■ **The records**:
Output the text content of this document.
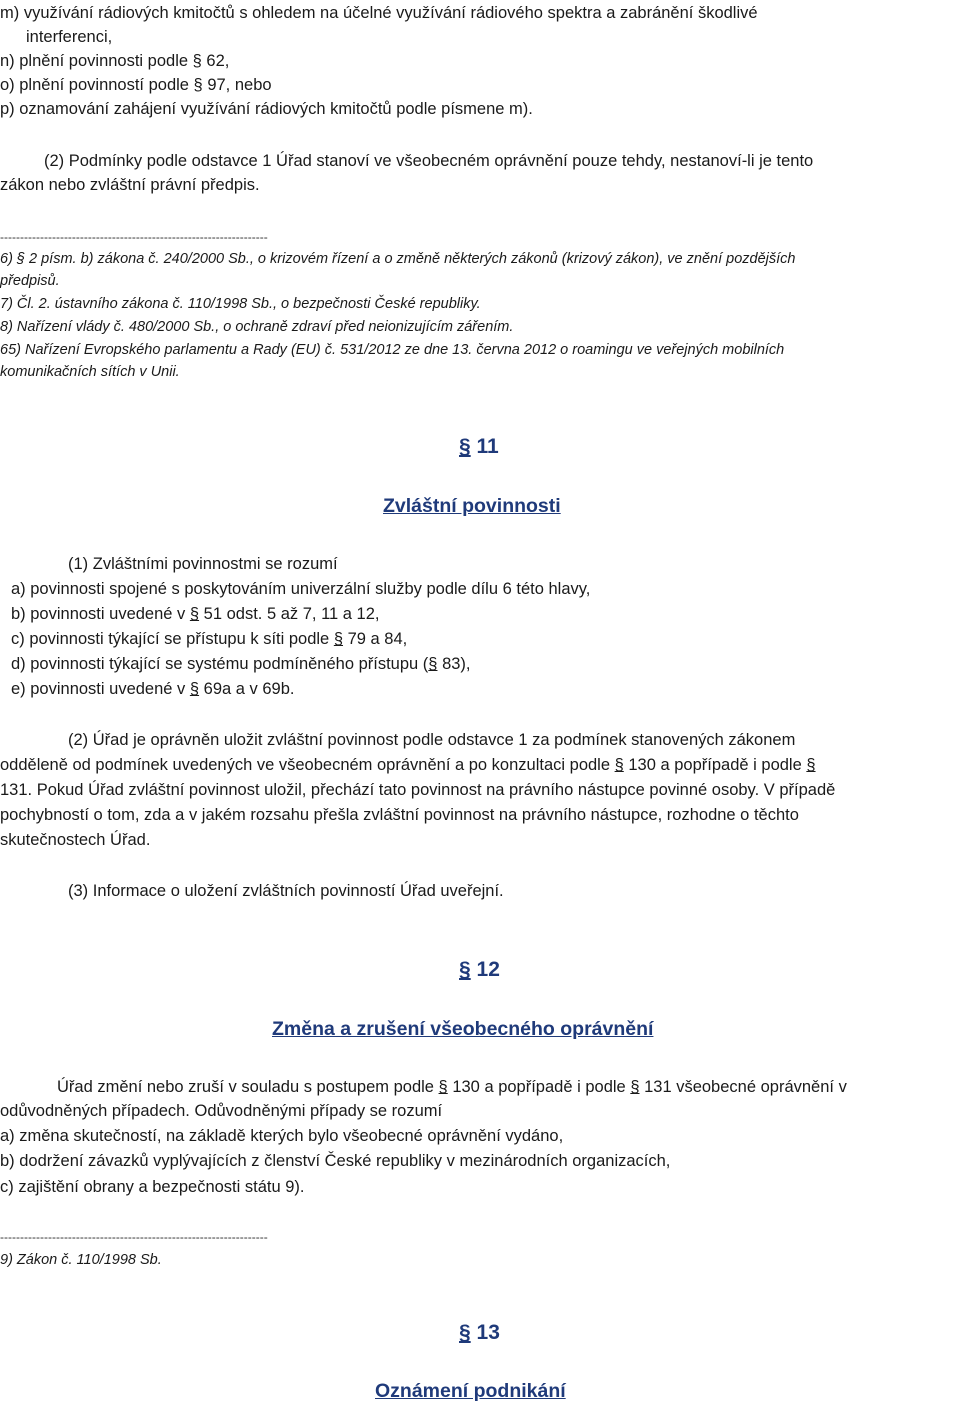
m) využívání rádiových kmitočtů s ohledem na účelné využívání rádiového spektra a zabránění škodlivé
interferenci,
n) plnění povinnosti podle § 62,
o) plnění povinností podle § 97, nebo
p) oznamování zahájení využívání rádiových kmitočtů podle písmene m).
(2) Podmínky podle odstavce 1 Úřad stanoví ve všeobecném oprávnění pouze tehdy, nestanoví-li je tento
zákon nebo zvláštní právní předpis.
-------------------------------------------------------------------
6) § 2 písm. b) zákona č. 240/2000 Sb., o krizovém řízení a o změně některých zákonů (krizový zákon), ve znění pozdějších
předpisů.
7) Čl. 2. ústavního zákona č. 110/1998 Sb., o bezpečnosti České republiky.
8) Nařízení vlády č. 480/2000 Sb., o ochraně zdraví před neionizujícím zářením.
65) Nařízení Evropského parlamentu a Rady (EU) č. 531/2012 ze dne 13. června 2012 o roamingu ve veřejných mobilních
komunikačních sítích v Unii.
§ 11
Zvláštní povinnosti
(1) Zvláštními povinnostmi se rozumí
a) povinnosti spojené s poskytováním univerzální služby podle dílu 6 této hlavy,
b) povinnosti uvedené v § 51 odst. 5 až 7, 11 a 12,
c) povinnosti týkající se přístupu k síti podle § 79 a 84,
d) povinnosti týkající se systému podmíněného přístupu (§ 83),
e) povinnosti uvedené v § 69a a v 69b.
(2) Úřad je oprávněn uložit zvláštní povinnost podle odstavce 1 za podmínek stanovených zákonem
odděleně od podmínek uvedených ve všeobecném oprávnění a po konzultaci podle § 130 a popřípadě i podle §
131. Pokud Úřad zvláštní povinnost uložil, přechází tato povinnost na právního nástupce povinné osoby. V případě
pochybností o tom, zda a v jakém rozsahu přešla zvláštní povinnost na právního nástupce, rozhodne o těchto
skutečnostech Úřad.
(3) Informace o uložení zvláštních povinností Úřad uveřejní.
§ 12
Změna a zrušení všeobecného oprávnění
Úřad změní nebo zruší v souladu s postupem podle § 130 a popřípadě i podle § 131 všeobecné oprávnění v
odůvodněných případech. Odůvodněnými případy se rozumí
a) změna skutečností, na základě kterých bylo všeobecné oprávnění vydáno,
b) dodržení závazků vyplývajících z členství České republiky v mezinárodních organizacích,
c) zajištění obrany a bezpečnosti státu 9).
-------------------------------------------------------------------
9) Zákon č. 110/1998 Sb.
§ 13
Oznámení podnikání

■ **What is needed**:
Copy the listing in full and without alteration, omitting every picture.

■ **Result below**:
Output the text content of this document.
m) využívání rádiových kmitočtů s ohledem na účelné využívání rádiového spektra a zabránění škodlivé
interferenci,
n) plnění povinnosti podle § 62,
o) plnění povinností podle § 97, nebo
p) oznamování zahájení využívání rádiových kmitočtů podle písmene m).
(2) Podmínky podle odstavce 1 Úřad stanoví ve všeobecném oprávnění pouze tehdy, nestanoví-li je tento
zákon nebo zvláštní právní předpis.
-------------------------------------------------------------------
6) § 2 písm. b) zákona č. 240/2000 Sb., o krizovém řízení a o změně některých zákonů (krizový zákon), ve znění pozdějších
předpisů.
7) Čl. 2. ústavního zákona č. 110/1998 Sb., o bezpečnosti České republiky.
8) Nařízení vlády č. 480/2000 Sb., o ochraně zdraví před neionizujícím zářením.
65) Nařízení Evropského parlamentu a Rady (EU) č. 531/2012 ze dne 13. června 2012 o roamingu ve veřejných mobilních
komunikačních sítích v Unii.
§ 11
Zvláštní povinnosti
(1) Zvláštními povinnostmi se rozumí
a) povinnosti spojené s poskytováním univerzální služby podle dílu 6 této hlavy,
b) povinnosti uvedené v § 51 odst. 5 až 7, 11 a 12,
c) povinnosti týkající se přístupu k síti podle § 79 a 84,
d) povinnosti týkající se systému podmíněného přístupu (§ 83),
e) povinnosti uvedené v § 69a a v 69b.
(2) Úřad je oprávněn uložit zvláštní povinnost podle odstavce 1 za podmínek stanovených zákonem
odděleně od podmínek uvedených ve všeobecném oprávnění a po konzultaci podle § 130 a popřípadě i podle §
131. Pokud Úřad zvláštní povinnost uložil, přechází tato povinnost na právního nástupce povinné osoby. V případě
pochybností o tom, zda a v jakém rozsahu přešla zvláštní povinnost na právního nástupce, rozhodne o těchto
skutečnostech Úřad.
(3) Informace o uložení zvláštních povinností Úřad uveřejní.
§ 12
Změna a zrušení všeobecného oprávnění
Úřad změní nebo zruší v souladu s postupem podle § 130 a popřípadě i podle § 131 všeobecné oprávnění v
odůvodněných případech. Odůvodněnými případy se rozumí
a) změna skutečností, na základě kterých bylo všeobecné oprávnění vydáno,
b) dodržení závazků vyplývajících z členství České republiky v mezinárodních organizacích,
c) zajištění obrany a bezpečnosti státu 9).
-------------------------------------------------------------------
9) Zákon č. 110/1998 Sb.
§ 13
Oznámení podnikání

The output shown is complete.